### WHAT IS BEING ASKED
Send back all the data below, exactly as given.

### DATA ENTRIES
★ ★ ★

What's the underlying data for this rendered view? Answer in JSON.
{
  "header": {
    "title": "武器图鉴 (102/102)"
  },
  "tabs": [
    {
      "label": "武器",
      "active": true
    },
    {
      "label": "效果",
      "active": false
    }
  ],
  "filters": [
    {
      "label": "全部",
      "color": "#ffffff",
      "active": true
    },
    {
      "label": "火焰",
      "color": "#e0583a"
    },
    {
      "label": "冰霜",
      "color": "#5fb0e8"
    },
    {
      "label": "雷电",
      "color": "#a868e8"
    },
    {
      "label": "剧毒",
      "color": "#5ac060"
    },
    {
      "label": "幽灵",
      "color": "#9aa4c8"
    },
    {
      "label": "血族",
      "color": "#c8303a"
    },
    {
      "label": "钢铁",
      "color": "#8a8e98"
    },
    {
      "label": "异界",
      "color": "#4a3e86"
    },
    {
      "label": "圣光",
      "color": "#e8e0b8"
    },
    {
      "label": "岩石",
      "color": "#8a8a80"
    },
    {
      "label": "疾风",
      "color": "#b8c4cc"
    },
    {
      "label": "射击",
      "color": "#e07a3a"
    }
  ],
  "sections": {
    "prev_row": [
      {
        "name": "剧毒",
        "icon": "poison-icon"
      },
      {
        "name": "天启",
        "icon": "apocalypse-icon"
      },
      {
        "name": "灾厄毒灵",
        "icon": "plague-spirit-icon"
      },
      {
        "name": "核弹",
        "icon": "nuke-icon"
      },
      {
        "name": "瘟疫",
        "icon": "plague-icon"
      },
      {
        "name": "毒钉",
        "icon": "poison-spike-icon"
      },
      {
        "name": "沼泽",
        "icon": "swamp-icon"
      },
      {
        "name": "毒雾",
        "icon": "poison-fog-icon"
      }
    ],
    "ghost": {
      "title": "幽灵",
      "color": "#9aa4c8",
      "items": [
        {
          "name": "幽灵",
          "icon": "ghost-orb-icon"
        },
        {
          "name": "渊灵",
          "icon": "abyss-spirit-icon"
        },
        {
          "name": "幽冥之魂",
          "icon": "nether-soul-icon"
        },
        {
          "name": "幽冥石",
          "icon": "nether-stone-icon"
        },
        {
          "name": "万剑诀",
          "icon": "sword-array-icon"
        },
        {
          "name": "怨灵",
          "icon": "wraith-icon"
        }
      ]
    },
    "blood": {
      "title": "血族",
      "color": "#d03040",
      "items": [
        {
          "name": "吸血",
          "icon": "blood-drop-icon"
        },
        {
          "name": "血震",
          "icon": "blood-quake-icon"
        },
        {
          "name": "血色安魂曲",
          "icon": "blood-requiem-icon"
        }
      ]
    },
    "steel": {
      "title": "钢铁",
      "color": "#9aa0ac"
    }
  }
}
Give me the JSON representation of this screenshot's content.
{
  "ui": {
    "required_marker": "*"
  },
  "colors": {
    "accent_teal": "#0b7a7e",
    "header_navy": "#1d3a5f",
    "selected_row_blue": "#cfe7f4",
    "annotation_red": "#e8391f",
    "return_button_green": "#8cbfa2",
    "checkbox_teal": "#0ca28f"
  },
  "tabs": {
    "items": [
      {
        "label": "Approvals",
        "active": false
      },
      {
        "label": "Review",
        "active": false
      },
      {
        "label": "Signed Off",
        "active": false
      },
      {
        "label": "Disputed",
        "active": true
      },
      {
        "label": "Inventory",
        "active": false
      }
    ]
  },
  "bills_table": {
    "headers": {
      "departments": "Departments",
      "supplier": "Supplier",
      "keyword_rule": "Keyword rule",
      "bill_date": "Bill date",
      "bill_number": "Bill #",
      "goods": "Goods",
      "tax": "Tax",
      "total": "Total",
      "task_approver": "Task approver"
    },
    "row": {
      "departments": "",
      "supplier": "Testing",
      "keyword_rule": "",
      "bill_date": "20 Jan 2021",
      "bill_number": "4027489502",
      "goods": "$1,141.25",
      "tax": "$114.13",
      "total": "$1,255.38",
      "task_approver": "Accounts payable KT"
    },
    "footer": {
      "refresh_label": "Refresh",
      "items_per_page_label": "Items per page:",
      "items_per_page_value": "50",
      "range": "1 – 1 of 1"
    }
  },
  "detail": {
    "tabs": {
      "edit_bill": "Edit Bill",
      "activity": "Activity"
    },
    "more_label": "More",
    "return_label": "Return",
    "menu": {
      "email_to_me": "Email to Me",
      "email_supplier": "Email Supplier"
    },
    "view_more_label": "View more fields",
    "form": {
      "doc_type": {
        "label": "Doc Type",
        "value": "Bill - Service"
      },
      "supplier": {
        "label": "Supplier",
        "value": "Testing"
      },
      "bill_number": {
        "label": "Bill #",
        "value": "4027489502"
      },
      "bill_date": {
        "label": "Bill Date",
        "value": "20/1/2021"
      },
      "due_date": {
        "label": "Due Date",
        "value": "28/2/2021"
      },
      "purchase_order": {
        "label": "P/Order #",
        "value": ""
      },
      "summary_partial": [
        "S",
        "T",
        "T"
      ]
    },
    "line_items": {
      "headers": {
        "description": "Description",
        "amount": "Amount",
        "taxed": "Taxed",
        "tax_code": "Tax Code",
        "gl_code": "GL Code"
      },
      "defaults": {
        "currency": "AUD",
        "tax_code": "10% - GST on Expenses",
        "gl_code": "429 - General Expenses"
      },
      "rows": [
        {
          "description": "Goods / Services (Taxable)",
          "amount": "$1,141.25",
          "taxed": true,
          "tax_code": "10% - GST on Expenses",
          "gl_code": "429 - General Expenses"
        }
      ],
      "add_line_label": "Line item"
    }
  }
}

★ ★ ★

### EXERCISE RESPONSE
What's the underlying data for this rendered view? Answer in JSON.
{
  "header": {
    "title": "武器图鉴 (102/102)"
  },
  "tabs": [
    {
      "label": "武器",
      "active": true
    },
    {
      "label": "效果",
      "active": false
    }
  ],
  "filters": [
    {
      "label": "全部",
      "color": "#ffffff",
      "active": true
    },
    {
      "label": "火焰",
      "color": "#e0583a"
    },
    {
      "label": "冰霜",
      "color": "#5fb0e8"
    },
    {
      "label": "雷电",
      "color": "#a868e8"
    },
    {
      "label": "剧毒",
      "color": "#5ac060"
    },
    {
      "label": "幽灵",
      "color": "#9aa4c8"
    },
    {
      "label": "血族",
      "color": "#c8303a"
    },
    {
      "label": "钢铁",
      "color": "#8a8e98"
    },
    {
      "label": "异界",
      "color": "#4a3e86"
    },
    {
      "label": "圣光",
      "color": "#e8e0b8"
    },
    {
      "label": "岩石",
      "color": "#8a8a80"
    },
    {
      "label": "疾风",
      "color": "#b8c4cc"
    },
    {
      "label": "射击",
      "color": "#e07a3a"
    }
  ],
  "sections": {
    "prev_row": [
      {
        "name": "剧毒",
        "icon": "poison-icon"
      },
      {
        "name": "天启",
        "icon": "apocalypse-icon"
      },
      {
        "name": "灾厄毒灵",
        "icon": "plague-spirit-icon"
      },
      {
        "name": "核弹",
        "icon": "nuke-icon"
      },
      {
        "name": "瘟疫",
        "icon": "plague-icon"
      },
      {
        "name": "毒钉",
        "icon": "poison-spike-icon"
      },
      {
        "name": "沼泽",
        "icon": "swamp-icon"
      },
      {
        "name": "毒雾",
        "icon": "poison-fog-icon"
      }
    ],
    "ghost": {
      "title": "幽灵",
      "color": "#9aa4c8",
      "items": [
        {
          "name": "幽灵",
          "icon": "ghost-orb-icon"
        },
        {
          "name": "渊灵",
          "icon": "abyss-spirit-icon"
        },
        {
          "name": "幽冥之魂",
          "icon": "nether-soul-icon"
        },
        {
          "name": "幽冥石",
          "icon": "nether-stone-icon"
        },
        {
          "name": "万剑诀",
          "icon": "sword-array-icon"
        },
        {
          "name": "怨灵",
          "icon": "wraith-icon"
        }
      ]
    },
    "blood": {
      "title": "血族",
      "color": "#d03040",
      "items": [
        {
          "name": "吸血",
          "icon": "blood-drop-icon"
        },
        {
          "name": "血震",
          "icon": "blood-quake-icon"
        },
        {
          "name": "血色安魂曲",
          "icon": "blood-requiem-icon"
        }
      ]
    },
    "steel": {
      "title": "钢铁",
      "color": "#9aa0ac"
    }
  }
}
Give me the JSON representation of this screenshot's content.
{
  "ui": {
    "required_marker": "*"
  },
  "colors": {
    "accent_teal": "#0b7a7e",
    "header_navy": "#1d3a5f",
    "selected_row_blue": "#cfe7f4",
    "annotation_red": "#e8391f",
    "return_button_green": "#8cbfa2",
    "checkbox_teal": "#0ca28f"
  },
  "tabs": {
    "items": [
      {
        "label": "Approvals",
        "active": false
      },
      {
        "label": "Review",
        "active": false
      },
      {
        "label": "Signed Off",
        "active": false
      },
      {
        "label": "Disputed",
        "active": true
      },
      {
        "label": "Inventory",
        "active": false
      }
    ]
  },
  "bills_table": {
    "headers": {
      "departments": "Departments",
      "supplier": "Supplier",
      "keyword_rule": "Keyword rule",
      "bill_date": "Bill date",
      "bill_number": "Bill #",
      "goods": "Goods",
      "tax": "Tax",
      "total": "Total",
      "task_approver": "Task approver"
    },
    "row": {
      "departments": "",
      "supplier": "Testing",
      "keyword_rule": "",
      "bill_date": "20 Jan 2021",
      "bill_number": "4027489502",
      "goods": "$1,141.25",
      "tax": "$114.13",
      "total": "$1,255.38",
      "task_approver": "Accounts payable KT"
    },
    "footer": {
      "refresh_label": "Refresh",
      "items_per_page_label": "Items per page:",
      "items_per_page_value": "50",
      "range": "1 – 1 of 1"
    }
  },
  "detail": {
    "tabs": {
      "edit_bill": "Edit Bill",
      "activity": "Activity"
    },
    "more_label": "More",
    "return_label": "Return",
    "menu": {
      "email_to_me": "Email to Me",
      "email_supplier": "Email Supplier"
    },
    "view_more_label": "View more fields",
    "form": {
      "doc_type": {
        "label": "Doc Type",
        "value": "Bill - Service"
      },
      "supplier": {
        "label": "Supplier",
        "value": "Testing"
      },
      "bill_number": {
        "label": "Bill #",
        "value": "4027489502"
      },
      "bill_date": {
        "label": "Bill Date",
        "value": "20/1/2021"
      },
      "due_date": {
        "label": "Due Date",
        "value": "28/2/2021"
      },
      "purchase_order": {
        "label": "P/Order #",
        "value": ""
      },
      "summary_partial": [
        "S",
        "T",
        "T"
      ]
    },
    "line_items": {
      "headers": {
        "description": "Description",
        "amount": "Amount",
        "taxed": "Taxed",
        "tax_code": "Tax Code",
        "gl_code": "GL Code"
      },
      "defaults": {
        "currency": "AUD",
        "tax_code": "10% - GST on Expenses",
        "gl_code": "429 - General Expenses"
      },
      "rows": [
        {
          "description": "Goods / Services (Taxable)",
          "amount": "$1,141.25",
          "taxed": true,
          "tax_code": "10% - GST on Expenses",
          "gl_code": "429 - General Expenses"
        }
      ],
      "add_line_label": "Line item"
    }
  }
}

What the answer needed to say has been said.